** BEGIN Extracted records **
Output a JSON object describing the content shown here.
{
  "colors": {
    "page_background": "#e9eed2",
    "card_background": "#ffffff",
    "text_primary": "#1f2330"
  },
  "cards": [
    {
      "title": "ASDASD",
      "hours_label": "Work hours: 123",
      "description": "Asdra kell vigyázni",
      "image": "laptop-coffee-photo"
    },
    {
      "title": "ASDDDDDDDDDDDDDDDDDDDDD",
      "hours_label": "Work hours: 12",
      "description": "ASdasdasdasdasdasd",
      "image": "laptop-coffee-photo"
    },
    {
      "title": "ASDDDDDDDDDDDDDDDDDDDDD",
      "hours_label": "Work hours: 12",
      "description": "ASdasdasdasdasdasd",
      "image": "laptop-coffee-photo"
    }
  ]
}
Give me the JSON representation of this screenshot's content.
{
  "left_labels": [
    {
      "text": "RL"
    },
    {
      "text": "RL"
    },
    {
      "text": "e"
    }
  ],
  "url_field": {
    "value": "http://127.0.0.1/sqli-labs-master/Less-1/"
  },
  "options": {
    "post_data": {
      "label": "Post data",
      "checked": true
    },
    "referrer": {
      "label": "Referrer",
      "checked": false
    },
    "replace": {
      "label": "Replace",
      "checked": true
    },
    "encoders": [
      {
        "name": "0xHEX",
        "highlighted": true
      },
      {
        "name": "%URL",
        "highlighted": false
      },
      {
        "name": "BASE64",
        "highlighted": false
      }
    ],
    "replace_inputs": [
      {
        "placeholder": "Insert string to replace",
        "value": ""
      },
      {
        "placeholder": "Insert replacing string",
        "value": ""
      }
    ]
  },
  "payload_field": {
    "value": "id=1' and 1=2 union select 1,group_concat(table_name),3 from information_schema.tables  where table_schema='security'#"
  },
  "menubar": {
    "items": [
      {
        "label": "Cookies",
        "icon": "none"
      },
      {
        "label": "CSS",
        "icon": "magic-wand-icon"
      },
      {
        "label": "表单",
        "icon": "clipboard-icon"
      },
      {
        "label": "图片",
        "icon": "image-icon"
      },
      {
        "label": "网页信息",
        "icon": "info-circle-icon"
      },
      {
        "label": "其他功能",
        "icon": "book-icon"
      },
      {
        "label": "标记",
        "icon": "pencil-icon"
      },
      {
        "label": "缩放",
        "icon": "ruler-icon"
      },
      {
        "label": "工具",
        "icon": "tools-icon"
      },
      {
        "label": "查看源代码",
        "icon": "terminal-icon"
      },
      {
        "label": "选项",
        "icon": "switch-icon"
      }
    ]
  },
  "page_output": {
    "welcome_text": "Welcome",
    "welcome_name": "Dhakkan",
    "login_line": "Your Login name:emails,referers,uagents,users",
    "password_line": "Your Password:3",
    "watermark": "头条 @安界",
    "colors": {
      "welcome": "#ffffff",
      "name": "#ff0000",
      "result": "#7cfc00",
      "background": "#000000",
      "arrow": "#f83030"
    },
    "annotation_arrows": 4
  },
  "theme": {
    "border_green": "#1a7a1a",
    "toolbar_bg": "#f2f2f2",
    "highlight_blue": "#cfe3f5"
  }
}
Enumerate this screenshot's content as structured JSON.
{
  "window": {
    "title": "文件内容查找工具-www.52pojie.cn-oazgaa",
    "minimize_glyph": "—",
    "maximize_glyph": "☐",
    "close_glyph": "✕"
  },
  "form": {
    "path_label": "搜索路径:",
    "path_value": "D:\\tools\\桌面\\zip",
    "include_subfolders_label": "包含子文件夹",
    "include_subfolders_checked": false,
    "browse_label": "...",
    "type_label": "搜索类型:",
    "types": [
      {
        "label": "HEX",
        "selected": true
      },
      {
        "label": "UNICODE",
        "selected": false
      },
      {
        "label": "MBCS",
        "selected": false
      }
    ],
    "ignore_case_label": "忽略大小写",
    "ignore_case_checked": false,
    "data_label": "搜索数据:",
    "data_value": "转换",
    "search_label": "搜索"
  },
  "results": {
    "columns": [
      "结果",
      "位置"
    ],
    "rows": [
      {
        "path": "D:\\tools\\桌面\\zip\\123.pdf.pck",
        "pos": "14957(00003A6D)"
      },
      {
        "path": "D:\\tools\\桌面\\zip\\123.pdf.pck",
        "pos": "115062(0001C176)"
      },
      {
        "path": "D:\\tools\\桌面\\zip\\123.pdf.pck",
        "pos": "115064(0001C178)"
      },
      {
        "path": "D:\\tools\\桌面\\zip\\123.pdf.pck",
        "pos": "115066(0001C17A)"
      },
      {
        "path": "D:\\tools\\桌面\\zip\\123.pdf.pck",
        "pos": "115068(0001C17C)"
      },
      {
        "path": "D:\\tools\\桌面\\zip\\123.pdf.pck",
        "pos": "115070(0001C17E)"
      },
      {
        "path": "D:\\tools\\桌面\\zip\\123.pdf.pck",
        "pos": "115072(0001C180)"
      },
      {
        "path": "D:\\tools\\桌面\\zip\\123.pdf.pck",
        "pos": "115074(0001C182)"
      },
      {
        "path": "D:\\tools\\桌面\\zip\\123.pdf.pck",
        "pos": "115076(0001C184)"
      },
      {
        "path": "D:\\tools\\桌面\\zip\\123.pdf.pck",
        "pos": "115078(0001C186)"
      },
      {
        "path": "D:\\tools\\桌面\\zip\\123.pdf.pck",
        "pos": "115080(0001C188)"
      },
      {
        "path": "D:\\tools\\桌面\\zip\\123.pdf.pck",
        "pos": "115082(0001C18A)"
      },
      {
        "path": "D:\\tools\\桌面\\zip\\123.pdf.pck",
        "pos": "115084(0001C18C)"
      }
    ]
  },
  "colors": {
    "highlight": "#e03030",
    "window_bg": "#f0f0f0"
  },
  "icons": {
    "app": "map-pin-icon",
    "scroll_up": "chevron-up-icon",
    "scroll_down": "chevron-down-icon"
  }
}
** END Extracted records **
From the first line to the last, retype the data exactly.

# [Result of this exercise]
Output a JSON object describing the content shown here.
{
  "colors": {
    "page_background": "#e9eed2",
    "card_background": "#ffffff",
    "text_primary": "#1f2330"
  },
  "cards": [
    {
      "title": "ASDASD",
      "hours_label": "Work hours: 123",
      "description": "Asdra kell vigyázni",
      "image": "laptop-coffee-photo"
    },
    {
      "title": "ASDDDDDDDDDDDDDDDDDDDDD",
      "hours_label": "Work hours: 12",
      "description": "ASdasdasdasdasdasd",
      "image": "laptop-coffee-photo"
    },
    {
      "title": "ASDDDDDDDDDDDDDDDDDDDDD",
      "hours_label": "Work hours: 12",
      "description": "ASdasdasdasdasdasd",
      "image": "laptop-coffee-photo"
    }
  ]
}
Give me the JSON representation of this screenshot's content.
{
  "left_labels": [
    {
      "text": "RL"
    },
    {
      "text": "RL"
    },
    {
      "text": "e"
    }
  ],
  "url_field": {
    "value": "http://127.0.0.1/sqli-labs-master/Less-1/"
  },
  "options": {
    "post_data": {
      "label": "Post data",
      "checked": true
    },
    "referrer": {
      "label": "Referrer",
      "checked": false
    },
    "replace": {
      "label": "Replace",
      "checked": true
    },
    "encoders": [
      {
        "name": "0xHEX",
        "highlighted": true
      },
      {
        "name": "%URL",
        "highlighted": false
      },
      {
        "name": "BASE64",
        "highlighted": false
      }
    ],
    "replace_inputs": [
      {
        "placeholder": "Insert string to replace",
        "value": ""
      },
      {
        "placeholder": "Insert replacing string",
        "value": ""
      }
    ]
  },
  "payload_field": {
    "value": "id=1' and 1=2 union select 1,group_concat(table_name),3 from information_schema.tables  where table_schema='security'#"
  },
  "menubar": {
    "items": [
      {
        "label": "Cookies",
        "icon": "none"
      },
      {
        "label": "CSS",
        "icon": "magic-wand-icon"
      },
      {
        "label": "表单",
        "icon": "clipboard-icon"
      },
      {
        "label": "图片",
        "icon": "image-icon"
      },
      {
        "label": "网页信息",
        "icon": "info-circle-icon"
      },
      {
        "label": "其他功能",
        "icon": "book-icon"
      },
      {
        "label": "标记",
        "icon": "pencil-icon"
      },
      {
        "label": "缩放",
        "icon": "ruler-icon"
      },
      {
        "label": "工具",
        "icon": "tools-icon"
      },
      {
        "label": "查看源代码",
        "icon": "terminal-icon"
      },
      {
        "label": "选项",
        "icon": "switch-icon"
      }
    ]
  },
  "page_output": {
    "welcome_text": "Welcome",
    "welcome_name": "Dhakkan",
    "login_line": "Your Login name:emails,referers,uagents,users",
    "password_line": "Your Password:3",
    "watermark": "头条 @安界",
    "colors": {
      "welcome": "#ffffff",
      "name": "#ff0000",
      "result": "#7cfc00",
      "background": "#000000",
      "arrow": "#f83030"
    },
    "annotation_arrows": 4
  },
  "theme": {
    "border_green": "#1a7a1a",
    "toolbar_bg": "#f2f2f2",
    "highlight_blue": "#cfe3f5"
  }
}
Enumerate this screenshot's content as structured JSON.
{
  "window": {
    "title": "文件内容查找工具-www.52pojie.cn-oazgaa",
    "minimize_glyph": "—",
    "maximize_glyph": "☐",
    "close_glyph": "✕"
  },
  "form": {
    "path_label": "搜索路径:",
    "path_value": "D:\\tools\\桌面\\zip",
    "include_subfolders_label": "包含子文件夹",
    "include_subfolders_checked": false,
    "browse_label": "...",
    "type_label": "搜索类型:",
    "types": [
      {
        "label": "HEX",
        "selected": true
      },
      {
        "label": "UNICODE",
        "selected": false
      },
      {
        "label": "MBCS",
        "selected": false
      }
    ],
    "ignore_case_label": "忽略大小写",
    "ignore_case_checked": false,
    "data_label": "搜索数据:",
    "data_value": "转换",
    "search_label": "搜索"
  },
  "results": {
    "columns": [
      "结果",
      "位置"
    ],
    "rows": [
      {
        "path": "D:\\tools\\桌面\\zip\\123.pdf.pck",
        "pos": "14957(00003A6D)"
      },
      {
        "path": "D:\\tools\\桌面\\zip\\123.pdf.pck",
        "pos": "115062(0001C176)"
      },
      {
        "path": "D:\\tools\\桌面\\zip\\123.pdf.pck",
        "pos": "115064(0001C178)"
      },
      {
        "path": "D:\\tools\\桌面\\zip\\123.pdf.pck",
        "pos": "115066(0001C17A)"
      },
      {
        "path": "D:\\tools\\桌面\\zip\\123.pdf.pck",
        "pos": "115068(0001C17C)"
      },
      {
        "path": "D:\\tools\\桌面\\zip\\123.pdf.pck",
        "pos": "115070(0001C17E)"
      },
      {
        "path": "D:\\tools\\桌面\\zip\\123.pdf.pck",
        "pos": "115072(0001C180)"
      },
      {
        "path": "D:\\tools\\桌面\\zip\\123.pdf.pck",
        "pos": "115074(0001C182)"
      },
      {
        "path": "D:\\tools\\桌面\\zip\\123.pdf.pck",
        "pos": "115076(0001C184)"
      },
      {
        "path": "D:\\tools\\桌面\\zip\\123.pdf.pck",
        "pos": "115078(0001C186)"
      },
      {
        "path": "D:\\tools\\桌面\\zip\\123.pdf.pck",
        "pos": "115080(0001C188)"
      },
      {
        "path": "D:\\tools\\桌面\\zip\\123.pdf.pck",
        "pos": "115082(0001C18A)"
      },
      {
        "path": "D:\\tools\\桌面\\zip\\123.pdf.pck",
        "pos": "115084(0001C18C)"
      }
    ]
  },
  "colors": {
    "highlight": "#e03030",
    "window_bg": "#f0f0f0"
  },
  "icons": {
    "app": "map-pin-icon",
    "scroll_up": "chevron-up-icon",
    "scroll_down": "chevron-down-icon"
  }
}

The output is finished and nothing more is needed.